## Begin
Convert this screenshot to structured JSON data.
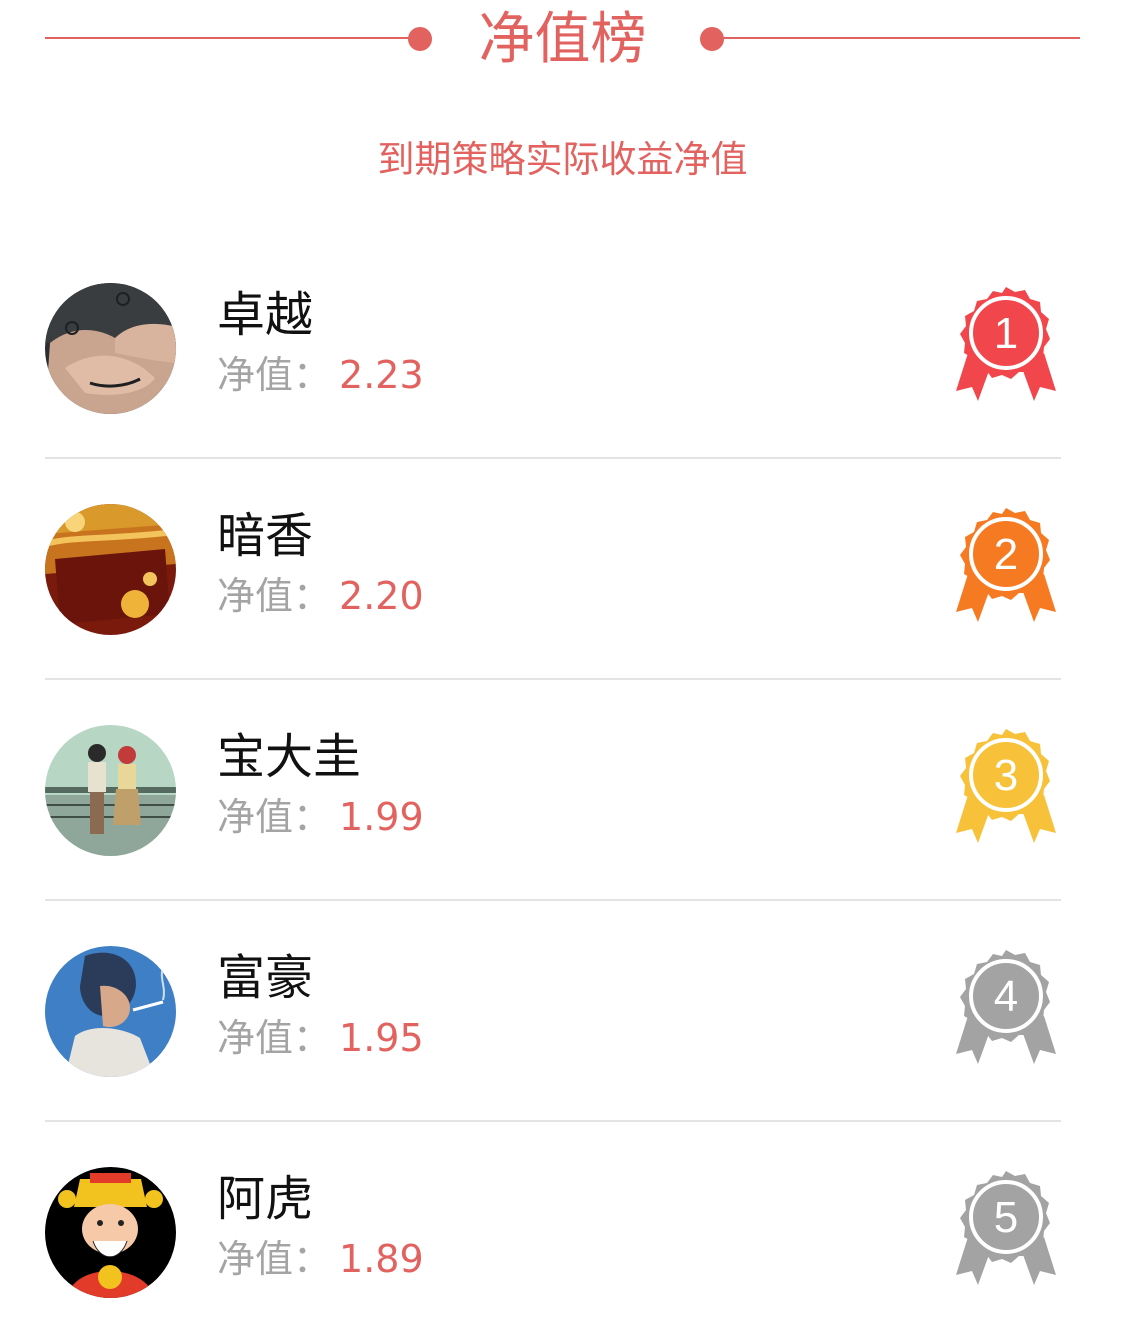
{
  "header": {
    "title": "净值榜",
    "subtitle": "到期策略实际收益净值",
    "accent_color": "#e2625f"
  },
  "ranking": {
    "value_label": "净值：",
    "items": [
      {
        "rank": "1",
        "name": "卓越",
        "value": "2.23",
        "badge_color": "#f1474c",
        "avatar": "holding-hands-photo"
      },
      {
        "rank": "2",
        "name": "暗香",
        "value": "2.20",
        "badge_color": "#f57a22",
        "avatar": "jewelry-box-photo"
      },
      {
        "rank": "3",
        "name": "宝大圭",
        "value": "1.99",
        "badge_color": "#f7c23a",
        "avatar": "anime-couple-picture"
      },
      {
        "rank": "4",
        "name": "富豪",
        "value": "1.95",
        "badge_color": "#a3a3a3",
        "avatar": "smoking-man-illustration"
      },
      {
        "rank": "5",
        "name": "阿虎",
        "value": "1.89",
        "badge_color": "#a3a3a3",
        "avatar": "god-of-wealth-cartoon"
      }
    ]
  }
}
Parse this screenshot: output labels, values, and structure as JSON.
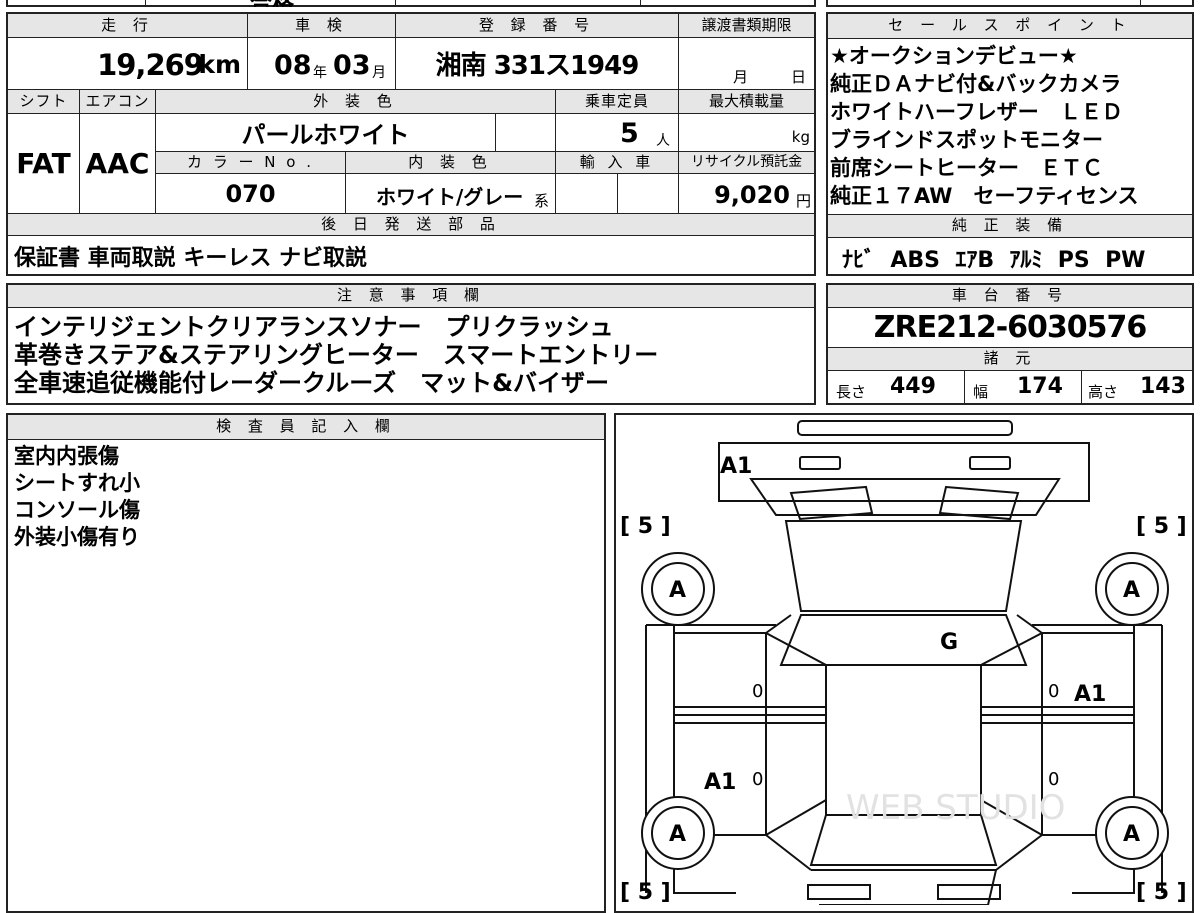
{
  "top_strip": {
    "text": "合格"
  },
  "main": {
    "labels": {
      "mileage": "走 行",
      "inspection": "車 検",
      "registration": "登 録 番 号",
      "transfer_deadline": "譲渡書類期限",
      "shift": "シフト",
      "ac": "エアコン",
      "exterior_color": "外 装 色",
      "capacity": "乗車定員",
      "max_load": "最大積載量",
      "color_no": "カ ラ ー N o .",
      "interior_color": "内 装 色",
      "import": "輸 入 車",
      "recycle_fee": "リサイクル預託金",
      "later_parts": "後 日 発 送 部 品"
    },
    "mileage": "19,269",
    "mileage_unit": "km",
    "inspection_year": "08",
    "year_suffix": "年",
    "inspection_month": "03",
    "month_suffix": "月",
    "plate": "湘南 331ス1949",
    "deadline_month_suffix": "月",
    "deadline_day_suffix": "日",
    "shift": "FAT",
    "ac": "AAC",
    "exterior_color": "パールホワイト",
    "capacity": "5",
    "capacity_unit": "人",
    "max_load_unit": "kg",
    "color_no": "070",
    "interior_color": "ホワイト/グレー",
    "interior_suffix": "系",
    "recycle_fee": "9,020",
    "recycle_unit": "円",
    "later_parts": "保証書 車両取説 キーレス ナビ取説"
  },
  "sales_points": {
    "label": "セ ー ル ス ポ イ ン ト",
    "lines": [
      "★オークションデビュー★",
      "純正ＤＡナビ付&バックカメラ",
      "ホワイトハーフレザー　ＬＥＤ",
      "ブラインドスポットモニター",
      "前席シートヒーター　ＥＴＣ",
      "純正１７AW　セーフティセンス"
    ]
  },
  "standard_equipment": {
    "label": "純 正 装 備",
    "items": [
      "ﾅﾋﾞ",
      "ABS",
      "ｴｱB",
      "ｱﾙﾐ",
      "PS",
      "PW"
    ]
  },
  "notes": {
    "label": "注 意 事 項 欄",
    "lines": [
      "インテリジェントクリアランスソナー　プリクラッシュ",
      "革巻きステア&ステアリングヒーター　スマートエントリー",
      "全車速追従機能付レーダークルーズ　マット&バイザー"
    ]
  },
  "chassis": {
    "label": "車 台 番 号",
    "number": "ZRE212-6030576",
    "spec_label": "諸 元",
    "length_label": "長さ",
    "length": "449",
    "width_label": "幅",
    "width": "174",
    "height_label": "高さ",
    "height": "143"
  },
  "inspector": {
    "label": "検 査 員 記 入 欄",
    "lines": [
      "室内内張傷",
      "シートすれ小",
      "コンソール傷",
      "外装小傷有り"
    ]
  },
  "diagram": {
    "tire_tl": "[ 5 ]",
    "tire_tr": "[ 5 ]",
    "tire_bl": "[ 5 ]",
    "tire_br": "[ 5 ]",
    "mark_front_bumper": "A1",
    "mark_wheel_fl": "A",
    "mark_wheel_fr": "A",
    "mark_wheel_rl": "A",
    "mark_wheel_rr": "A",
    "mark_windshield": "G",
    "mark_right_front_door": "A1",
    "mark_left_rear_door": "A1",
    "zero_1": "0",
    "zero_2": "0",
    "zero_3": "0",
    "zero_4": "0",
    "watermark": "WEB STUDIO"
  }
}
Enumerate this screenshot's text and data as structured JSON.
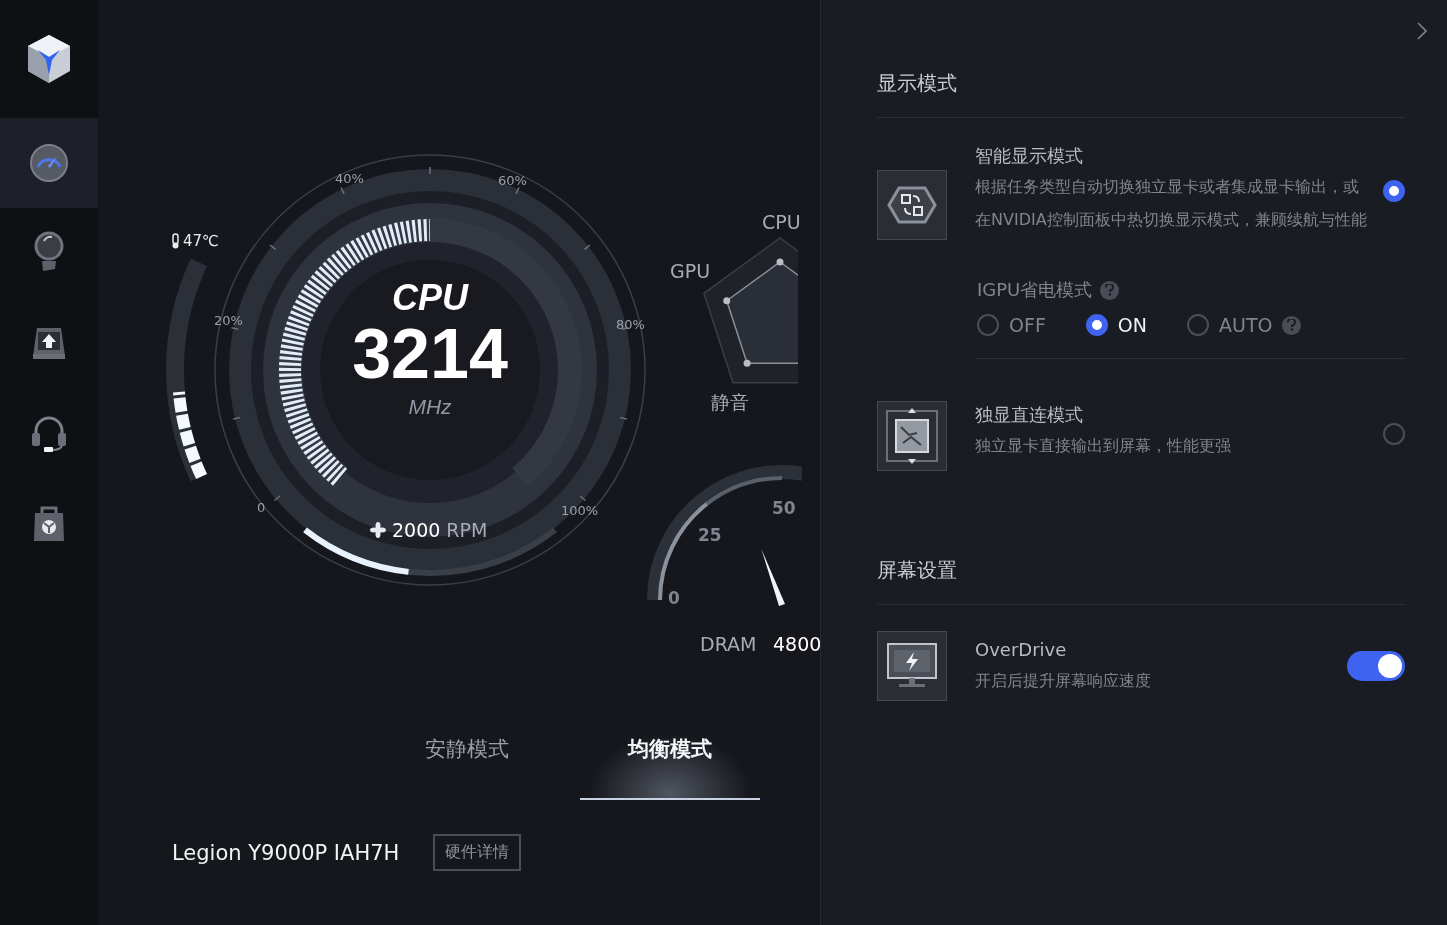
## End
■ TASK DIRECTIONS
Using the data above, print every line exactly, omitting pictures.

■ EXERCISE ANSWER
Convert this screenshot to structured JSON data.
{
  "header": {
    "title": "净值榜",
    "subtitle": "到期策略实际收益净值",
    "accent_color": "#e2625f"
  },
  "ranking": {
    "value_label": "净值：",
    "items": [
      {
        "rank": "1",
        "name": "卓越",
        "value": "2.23",
        "badge_color": "#f1474c",
        "avatar": "holding-hands-photo"
      },
      {
        "rank": "2",
        "name": "暗香",
        "value": "2.20",
        "badge_color": "#f57a22",
        "avatar": "jewelry-box-photo"
      },
      {
        "rank": "3",
        "name": "宝大圭",
        "value": "1.99",
        "badge_color": "#f7c23a",
        "avatar": "anime-couple-picture"
      },
      {
        "rank": "4",
        "name": "富豪",
        "value": "1.95",
        "badge_color": "#a3a3a3",
        "avatar": "smoking-man-illustration"
      },
      {
        "rank": "5",
        "name": "阿虎",
        "value": "1.89",
        "badge_color": "#a3a3a3",
        "avatar": "god-of-wealth-cartoon"
      }
    ]
  }
}
Parse this screenshot: output labels, values, and structure as JSON.
{
  "top_strip": {
    "text": "合格"
  },
  "main": {
    "labels": {
      "mileage": "走 行",
      "inspection": "車 検",
      "registration": "登 録 番 号",
      "transfer_deadline": "譲渡書類期限",
      "shift": "シフト",
      "ac": "エアコン",
      "exterior_color": "外 装 色",
      "capacity": "乗車定員",
      "max_load": "最大積載量",
      "color_no": "カ ラ ー N o .",
      "interior_color": "内 装 色",
      "import": "輸 入 車",
      "recycle_fee": "リサイクル預託金",
      "later_parts": "後 日 発 送 部 品"
    },
    "mileage": "19,269",
    "mileage_unit": "km",
    "inspection_year": "08",
    "year_suffix": "年",
    "inspection_month": "03",
    "month_suffix": "月",
    "plate": "湘南 331ス1949",
    "deadline_month_suffix": "月",
    "deadline_day_suffix": "日",
    "shift": "FAT",
    "ac": "AAC",
    "exterior_color": "パールホワイト",
    "capacity": "5",
    "capacity_unit": "人",
    "max_load_unit": "kg",
    "color_no": "070",
    "interior_color": "ホワイト/グレー",
    "interior_suffix": "系",
    "recycle_fee": "9,020",
    "recycle_unit": "円",
    "later_parts": "保証書 車両取説 キーレス ナビ取説"
  },
  "sales_points": {
    "label": "セ ー ル ス ポ イ ン ト",
    "lines": [
      "★オークションデビュー★",
      "純正ＤＡナビ付&バックカメラ",
      "ホワイトハーフレザー　ＬＥＤ",
      "ブラインドスポットモニター",
      "前席シートヒーター　ＥＴＣ",
      "純正１７AW　セーフティセンス"
    ]
  },
  "standard_equipment": {
    "label": "純 正 装 備",
    "items": [
      "ﾅﾋﾞ",
      "ABS",
      "ｴｱB",
      "ｱﾙﾐ",
      "PS",
      "PW"
    ]
  },
  "notes": {
    "label": "注 意 事 項 欄",
    "lines": [
      "インテリジェントクリアランスソナー　プリクラッシュ",
      "革巻きステア&ステアリングヒーター　スマートエントリー",
      "全車速追従機能付レーダークルーズ　マット&バイザー"
    ]
  },
  "chassis": {
    "label": "車 台 番 号",
    "number": "ZRE212-6030576",
    "spec_label": "諸 元",
    "length_label": "長さ",
    "length": "449",
    "width_label": "幅",
    "width": "174",
    "height_label": "高さ",
    "height": "143"
  },
  "inspector": {
    "label": "検 査 員 記 入 欄",
    "lines": [
      "室内内張傷",
      "シートすれ小",
      "コンソール傷",
      "外装小傷有り"
    ]
  },
  "diagram": {
    "tire_tl": "[ 5 ]",
    "tire_tr": "[ 5 ]",
    "tire_bl": "[ 5 ]",
    "tire_br": "[ 5 ]",
    "mark_front_bumper": "A1",
    "mark_wheel_fl": "A",
    "mark_wheel_fr": "A",
    "mark_wheel_rl": "A",
    "mark_wheel_rr": "A",
    "mark_windshield": "G",
    "mark_right_front_door": "A1",
    "mark_left_rear_door": "A1",
    "zero_1": "0",
    "zero_2": "0",
    "zero_3": "0",
    "zero_4": "0",
    "watermark": "WEB STUDIO"
  }
}
Enumerate this screenshot's text and data as structured JSON.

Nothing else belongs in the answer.